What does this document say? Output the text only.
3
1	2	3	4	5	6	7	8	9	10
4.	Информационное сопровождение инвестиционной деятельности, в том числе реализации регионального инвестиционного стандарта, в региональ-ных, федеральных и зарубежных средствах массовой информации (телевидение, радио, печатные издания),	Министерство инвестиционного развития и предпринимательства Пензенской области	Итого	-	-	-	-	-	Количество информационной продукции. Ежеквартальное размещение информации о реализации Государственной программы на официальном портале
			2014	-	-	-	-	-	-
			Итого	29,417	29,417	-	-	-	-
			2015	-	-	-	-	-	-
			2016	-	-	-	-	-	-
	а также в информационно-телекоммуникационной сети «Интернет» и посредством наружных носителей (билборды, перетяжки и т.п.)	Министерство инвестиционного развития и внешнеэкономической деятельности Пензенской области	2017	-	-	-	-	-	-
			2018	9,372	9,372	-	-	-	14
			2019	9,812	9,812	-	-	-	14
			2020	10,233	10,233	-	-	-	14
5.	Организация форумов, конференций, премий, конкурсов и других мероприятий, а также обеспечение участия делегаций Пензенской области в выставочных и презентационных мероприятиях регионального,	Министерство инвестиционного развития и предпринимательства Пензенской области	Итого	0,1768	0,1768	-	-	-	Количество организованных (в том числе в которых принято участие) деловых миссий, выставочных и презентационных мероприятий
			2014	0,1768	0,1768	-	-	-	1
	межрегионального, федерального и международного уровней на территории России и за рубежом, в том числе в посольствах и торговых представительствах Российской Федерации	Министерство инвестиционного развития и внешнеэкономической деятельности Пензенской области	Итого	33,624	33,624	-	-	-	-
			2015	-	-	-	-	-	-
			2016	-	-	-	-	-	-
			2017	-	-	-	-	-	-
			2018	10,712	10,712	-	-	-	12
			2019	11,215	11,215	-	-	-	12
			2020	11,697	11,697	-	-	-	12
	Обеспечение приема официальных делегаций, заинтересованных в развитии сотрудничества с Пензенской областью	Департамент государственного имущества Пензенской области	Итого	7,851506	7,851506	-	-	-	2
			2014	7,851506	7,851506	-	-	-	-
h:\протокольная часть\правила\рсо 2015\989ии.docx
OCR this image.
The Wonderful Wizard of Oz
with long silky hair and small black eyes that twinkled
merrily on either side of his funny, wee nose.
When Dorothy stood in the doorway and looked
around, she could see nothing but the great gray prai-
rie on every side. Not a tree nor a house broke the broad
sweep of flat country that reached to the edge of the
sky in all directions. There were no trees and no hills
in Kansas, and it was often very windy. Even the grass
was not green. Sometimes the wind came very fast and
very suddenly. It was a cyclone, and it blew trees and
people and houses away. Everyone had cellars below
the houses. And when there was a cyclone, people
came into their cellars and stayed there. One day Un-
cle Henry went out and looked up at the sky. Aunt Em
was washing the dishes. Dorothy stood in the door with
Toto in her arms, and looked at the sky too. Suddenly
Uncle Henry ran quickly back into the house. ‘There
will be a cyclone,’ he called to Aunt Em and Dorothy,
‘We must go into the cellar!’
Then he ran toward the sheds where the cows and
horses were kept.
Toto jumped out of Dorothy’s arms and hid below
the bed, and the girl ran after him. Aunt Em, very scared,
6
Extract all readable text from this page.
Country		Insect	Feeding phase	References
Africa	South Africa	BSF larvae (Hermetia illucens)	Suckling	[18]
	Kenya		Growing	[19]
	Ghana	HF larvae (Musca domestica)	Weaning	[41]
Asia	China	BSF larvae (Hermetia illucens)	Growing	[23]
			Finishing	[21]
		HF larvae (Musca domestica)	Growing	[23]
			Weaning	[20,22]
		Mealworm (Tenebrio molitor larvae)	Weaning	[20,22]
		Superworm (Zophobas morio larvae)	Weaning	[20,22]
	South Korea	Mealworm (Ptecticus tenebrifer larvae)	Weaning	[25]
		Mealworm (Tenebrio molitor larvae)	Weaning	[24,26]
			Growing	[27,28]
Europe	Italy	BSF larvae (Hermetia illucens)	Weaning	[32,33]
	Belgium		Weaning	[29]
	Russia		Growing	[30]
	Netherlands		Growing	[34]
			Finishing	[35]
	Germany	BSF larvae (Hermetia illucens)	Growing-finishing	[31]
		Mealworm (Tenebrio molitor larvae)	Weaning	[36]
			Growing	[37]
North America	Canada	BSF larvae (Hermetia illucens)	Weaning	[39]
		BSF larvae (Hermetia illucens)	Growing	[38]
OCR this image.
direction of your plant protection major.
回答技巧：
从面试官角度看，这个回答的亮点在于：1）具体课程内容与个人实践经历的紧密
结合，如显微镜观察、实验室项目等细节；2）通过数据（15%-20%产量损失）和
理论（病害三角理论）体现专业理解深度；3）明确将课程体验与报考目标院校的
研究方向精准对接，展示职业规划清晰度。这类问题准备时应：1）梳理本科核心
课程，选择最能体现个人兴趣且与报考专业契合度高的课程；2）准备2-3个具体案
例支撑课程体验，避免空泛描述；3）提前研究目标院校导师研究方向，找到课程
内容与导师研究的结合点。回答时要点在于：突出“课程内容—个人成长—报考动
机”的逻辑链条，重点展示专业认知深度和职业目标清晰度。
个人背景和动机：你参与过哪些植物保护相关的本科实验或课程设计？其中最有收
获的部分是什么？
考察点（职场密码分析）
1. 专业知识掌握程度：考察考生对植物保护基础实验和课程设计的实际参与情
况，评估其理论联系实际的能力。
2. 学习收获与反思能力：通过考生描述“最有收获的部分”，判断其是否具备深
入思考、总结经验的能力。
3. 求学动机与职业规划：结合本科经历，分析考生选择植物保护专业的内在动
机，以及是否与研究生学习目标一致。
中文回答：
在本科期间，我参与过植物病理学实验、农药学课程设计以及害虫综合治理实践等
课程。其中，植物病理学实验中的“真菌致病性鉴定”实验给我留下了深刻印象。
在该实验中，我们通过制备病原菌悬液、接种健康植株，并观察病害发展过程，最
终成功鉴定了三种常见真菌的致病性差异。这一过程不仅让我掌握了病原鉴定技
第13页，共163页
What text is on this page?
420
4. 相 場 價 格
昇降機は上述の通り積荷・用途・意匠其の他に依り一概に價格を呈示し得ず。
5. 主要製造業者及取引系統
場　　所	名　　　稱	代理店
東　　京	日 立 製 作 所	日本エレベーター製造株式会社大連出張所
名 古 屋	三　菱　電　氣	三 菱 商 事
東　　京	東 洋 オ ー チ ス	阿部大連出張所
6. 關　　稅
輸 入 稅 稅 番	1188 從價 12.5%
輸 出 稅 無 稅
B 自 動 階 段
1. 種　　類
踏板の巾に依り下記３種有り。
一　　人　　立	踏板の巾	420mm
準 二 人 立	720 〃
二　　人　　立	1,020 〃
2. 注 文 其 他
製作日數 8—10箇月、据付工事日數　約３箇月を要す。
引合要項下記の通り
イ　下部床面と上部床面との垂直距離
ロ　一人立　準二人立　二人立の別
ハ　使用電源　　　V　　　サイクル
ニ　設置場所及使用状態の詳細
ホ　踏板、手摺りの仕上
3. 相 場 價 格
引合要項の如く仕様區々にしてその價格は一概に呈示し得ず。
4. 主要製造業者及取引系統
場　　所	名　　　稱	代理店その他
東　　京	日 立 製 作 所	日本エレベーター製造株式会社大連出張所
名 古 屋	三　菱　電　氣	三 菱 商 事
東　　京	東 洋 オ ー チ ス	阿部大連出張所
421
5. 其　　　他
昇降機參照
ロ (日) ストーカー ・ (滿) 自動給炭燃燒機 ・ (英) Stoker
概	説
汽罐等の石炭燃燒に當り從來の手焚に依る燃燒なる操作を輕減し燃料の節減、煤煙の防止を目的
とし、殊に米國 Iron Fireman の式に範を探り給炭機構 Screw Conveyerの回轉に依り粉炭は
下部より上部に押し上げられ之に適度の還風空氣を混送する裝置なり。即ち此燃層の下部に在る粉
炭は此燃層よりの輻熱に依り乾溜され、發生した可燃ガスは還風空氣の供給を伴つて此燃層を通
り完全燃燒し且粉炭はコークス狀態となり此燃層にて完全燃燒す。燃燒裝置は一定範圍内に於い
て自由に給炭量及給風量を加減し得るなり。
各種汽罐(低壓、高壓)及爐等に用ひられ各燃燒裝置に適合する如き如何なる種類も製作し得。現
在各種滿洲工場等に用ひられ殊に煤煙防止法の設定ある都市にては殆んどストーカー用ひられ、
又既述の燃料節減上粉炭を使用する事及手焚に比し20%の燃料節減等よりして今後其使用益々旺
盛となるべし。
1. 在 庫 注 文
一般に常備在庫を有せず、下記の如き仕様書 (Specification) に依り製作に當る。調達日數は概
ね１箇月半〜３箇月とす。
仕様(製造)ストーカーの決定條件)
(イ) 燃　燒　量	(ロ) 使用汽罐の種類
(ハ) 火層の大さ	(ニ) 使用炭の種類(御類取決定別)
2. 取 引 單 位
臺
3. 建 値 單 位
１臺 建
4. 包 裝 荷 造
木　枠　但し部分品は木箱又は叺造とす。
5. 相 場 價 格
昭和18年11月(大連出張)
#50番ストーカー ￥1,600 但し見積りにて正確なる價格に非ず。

----

* **CHALLENGE**
Count each line of the entries that holds the word "illucens", then state the total and nothing more.

* **COMPLETED TASK**
6